_Task goal_
Reproduce all entries precisely as they are written.

(Data excerpts)
▶

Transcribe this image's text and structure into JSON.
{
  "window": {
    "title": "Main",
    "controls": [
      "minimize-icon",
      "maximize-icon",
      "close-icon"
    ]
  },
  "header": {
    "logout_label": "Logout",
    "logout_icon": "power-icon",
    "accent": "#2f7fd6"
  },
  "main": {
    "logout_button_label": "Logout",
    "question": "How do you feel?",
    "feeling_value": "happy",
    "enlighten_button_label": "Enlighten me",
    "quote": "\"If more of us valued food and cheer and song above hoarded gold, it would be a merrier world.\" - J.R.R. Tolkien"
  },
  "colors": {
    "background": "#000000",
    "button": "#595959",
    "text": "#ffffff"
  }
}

◀

_Solution for this problem_
Transcribe this image's text and structure into JSON.
{
  "window": {
    "title": "Main",
    "controls": [
      "minimize-icon",
      "maximize-icon",
      "close-icon"
    ]
  },
  "header": {
    "logout_label": "Logout",
    "logout_icon": "power-icon",
    "accent": "#2f7fd6"
  },
  "main": {
    "logout_button_label": "Logout",
    "question": "How do you feel?",
    "feeling_value": "happy",
    "enlighten_button_label": "Enlighten me",
    "quote": "\"If more of us valued food and cheer and song above hoarded gold, it would be a merrier world.\" - J.R.R. Tolkien"
  },
  "colors": {
    "background": "#000000",
    "button": "#595959",
    "text": "#ffffff"
  }
}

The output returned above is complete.